* Task set *
**a)** From the text about Barry and Natalie's marriage, list every character who is given both a first and a last name.
**b)** Write the next part of the text about Barry and Natalie's marriage, picking up after its last sentence.

* Study text *
Start of Block

Barry and Natalie marry (1999)

Despite initial problems caused by Natalie's overbearing mother who tries to take over the wedding plans, Natalie and Barry marry on New Year's Eve in 1999, in a joint wedding with Ian Beale (Adam Woodyatt) and Mel Healy (Tamzin Outhwaite). They live with Barry's father Roy Evans (Tony Caunter) and stepmother Pat Evans (Pam St. Clement) and are relatively happy until Natalie becomes pregnant. Preferring to concentrate on her career, and unable to make Barry realise how she feels, Natalie plans an abortion. When Barry comes to the clinic, pledging to support her decision, Natalie changes her mind and does not have the termination. Barry is overjoyed and agrees to give up work and look after the baby so she can work, giving birth to son Jack (Samuel and Joseph Timson) early in 2002 — the birth is traumatic, as Jack is born feet first. Motherhood is hard for Natalie; she begins to feel that she has two children, Jack and Barry. When Barry's half-brother, Nathan Williams (Doug Allen), moves in briefly, he makes Natalie an unsuspecting pawn in his vendetta. Determined to ruin Barry, Nathan tries to seduce Natalie and they kiss briefly, but she soon realises that Nathan wants to ruin Barry and banishes him from their lives. Barry forgives Natalie; their marriage remains intact but Natalie grows increasingly unhappy with Barry's immaturity.

End of Block

* Given data *

Start of Block

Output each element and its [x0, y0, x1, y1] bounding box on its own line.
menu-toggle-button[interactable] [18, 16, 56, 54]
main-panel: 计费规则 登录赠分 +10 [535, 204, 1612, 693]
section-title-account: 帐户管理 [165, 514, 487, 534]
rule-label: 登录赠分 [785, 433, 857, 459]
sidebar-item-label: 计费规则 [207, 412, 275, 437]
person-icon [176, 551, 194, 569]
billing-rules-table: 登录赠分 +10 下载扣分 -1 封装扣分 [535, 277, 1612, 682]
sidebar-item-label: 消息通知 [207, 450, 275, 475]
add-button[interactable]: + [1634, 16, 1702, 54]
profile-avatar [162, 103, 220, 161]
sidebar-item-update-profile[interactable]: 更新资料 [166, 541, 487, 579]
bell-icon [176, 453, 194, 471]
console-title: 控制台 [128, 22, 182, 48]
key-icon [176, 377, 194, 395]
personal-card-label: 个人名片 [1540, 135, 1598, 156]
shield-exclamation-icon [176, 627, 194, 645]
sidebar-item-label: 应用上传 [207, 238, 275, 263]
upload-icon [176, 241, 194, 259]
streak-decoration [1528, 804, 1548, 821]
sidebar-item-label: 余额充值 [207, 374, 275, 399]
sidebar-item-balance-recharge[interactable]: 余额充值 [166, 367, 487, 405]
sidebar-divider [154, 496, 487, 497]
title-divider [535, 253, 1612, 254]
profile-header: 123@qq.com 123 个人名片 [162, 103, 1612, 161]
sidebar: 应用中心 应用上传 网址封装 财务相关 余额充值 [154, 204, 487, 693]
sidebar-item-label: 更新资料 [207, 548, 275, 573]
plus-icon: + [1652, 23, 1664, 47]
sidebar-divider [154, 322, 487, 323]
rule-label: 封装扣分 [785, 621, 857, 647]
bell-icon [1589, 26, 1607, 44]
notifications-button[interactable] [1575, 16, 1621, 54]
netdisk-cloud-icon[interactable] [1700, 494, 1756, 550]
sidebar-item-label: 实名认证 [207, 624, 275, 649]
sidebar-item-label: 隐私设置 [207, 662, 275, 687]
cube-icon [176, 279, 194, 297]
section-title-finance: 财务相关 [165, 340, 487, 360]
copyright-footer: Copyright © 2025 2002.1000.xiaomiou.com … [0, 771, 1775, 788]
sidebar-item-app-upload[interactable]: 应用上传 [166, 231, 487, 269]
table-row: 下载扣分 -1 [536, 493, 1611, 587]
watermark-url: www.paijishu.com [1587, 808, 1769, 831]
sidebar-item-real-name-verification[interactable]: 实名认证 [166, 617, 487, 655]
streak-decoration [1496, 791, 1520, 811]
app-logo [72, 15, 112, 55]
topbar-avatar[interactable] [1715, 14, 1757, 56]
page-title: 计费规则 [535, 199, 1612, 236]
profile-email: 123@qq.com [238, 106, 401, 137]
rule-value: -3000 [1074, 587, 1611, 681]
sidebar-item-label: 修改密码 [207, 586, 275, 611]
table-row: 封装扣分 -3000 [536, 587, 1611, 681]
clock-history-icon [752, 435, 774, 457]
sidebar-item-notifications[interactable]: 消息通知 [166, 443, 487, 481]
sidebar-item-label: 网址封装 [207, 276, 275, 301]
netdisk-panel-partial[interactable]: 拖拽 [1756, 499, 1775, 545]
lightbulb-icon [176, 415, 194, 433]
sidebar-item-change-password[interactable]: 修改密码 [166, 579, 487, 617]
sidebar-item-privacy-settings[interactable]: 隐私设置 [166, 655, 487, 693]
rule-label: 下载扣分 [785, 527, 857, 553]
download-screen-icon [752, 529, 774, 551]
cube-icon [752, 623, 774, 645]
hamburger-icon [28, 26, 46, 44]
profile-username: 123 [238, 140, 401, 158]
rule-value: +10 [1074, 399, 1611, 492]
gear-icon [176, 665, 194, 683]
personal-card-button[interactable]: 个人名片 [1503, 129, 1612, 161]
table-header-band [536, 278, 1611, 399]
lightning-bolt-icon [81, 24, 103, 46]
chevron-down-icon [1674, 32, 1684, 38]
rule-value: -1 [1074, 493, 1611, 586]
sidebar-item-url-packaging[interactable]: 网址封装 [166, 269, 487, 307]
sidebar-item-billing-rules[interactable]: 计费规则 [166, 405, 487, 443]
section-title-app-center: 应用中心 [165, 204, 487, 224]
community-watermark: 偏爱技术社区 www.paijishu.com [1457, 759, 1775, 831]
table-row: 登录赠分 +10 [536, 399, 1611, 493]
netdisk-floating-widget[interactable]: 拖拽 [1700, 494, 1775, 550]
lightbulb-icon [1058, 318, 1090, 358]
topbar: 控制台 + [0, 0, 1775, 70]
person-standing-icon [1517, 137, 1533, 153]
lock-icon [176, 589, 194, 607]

End of Block

* Per-task outputs *
**a)** Ian Beale, Mel Healy, Roy Evans, Pat Evans, Nathan Williams

**b)**
Feeling stifled and trapped, she turns to Ricky. They rekindle their affair and decide to leave Albert Square with their sons. On the night of her 26th birthday, while Barry plans a secret party in The Queen Victoria public house, Natalie prepares to leave. Barry discovers what is happening just as Natalie is leaving. Desperate to prove his love, he drags Natalie into the pub and begs her to stay. Natalie breaks Barry's heart by admitting that she does not love him and despite his pleading, refuses to give their marriage another chance. During the chaos, Ricky's sister, Janine Butcher (Charlie Brooks) ruins their plans by telling Natalie about Ricky's one-night stand with Sam Mitchell (Kim Medcalf) days before. Confronted by Barry but unable to trust Ricky and racked with guilt, Natalie ends things with Ricky and leaves Walford alone, later divorcing Barry. When Roy dies from a heart attack the following day, Natalie later returns to his funeral and decides to stay in Walford for a while. Janine encourages the divorce and sets a plan in motion to manipulate Barry and steal his money, aided by Janine's true boyfriend, Paul Trueman (Gary Beadle). This eventually leads to Barry's untimely demise, when Janine pushes him from a cliff and leaves him to die, the day after they marry on New Year's Eve 2003 in Scotland. Janine inherits Barry's wealth, leaving Natalie and Jack with nothing.

Suspecting foul play, Natalie tries to prove Janine has murdered Barry but is unsuccessful. She refuses to leave with Ricky, who leaves following Janine's confession of what really happened to Barry (but who keeps this to himself). While Natalie comes to terms with Barry's death, she gets close to Paul, who is desperate to make amends to Natalie and Jack for his part in Barry's death. Despite his feelings for Natalie, Paul struggles with his guilt and when Natalie gets suspicious about Paul's relationship with Janine, he finally reveals Janine's role in Barry's death and makes a statement to the police. Janine is questioned but released due to lack of evidence; she promptly tells Natalie that Paul conspired with her from the start and gloats about getting away with murder. Devastated, and unable to prove Janine's guilt to the police, Natalie leaves Paul and Albert Square in March 2004. She returns briefly in May to witness Janine's incarceration after she is falsely accused of murdering Laura Beale (Hannah Waterman). Natalie makes peace with Paul, holding a ceremony for Barry by scattering his ashes under a tree planted in his memory. She and Jack leave, but it is indicated that Pat stays in touch with Natalie when she goes to stay with her off-screen in 2007, following an accident.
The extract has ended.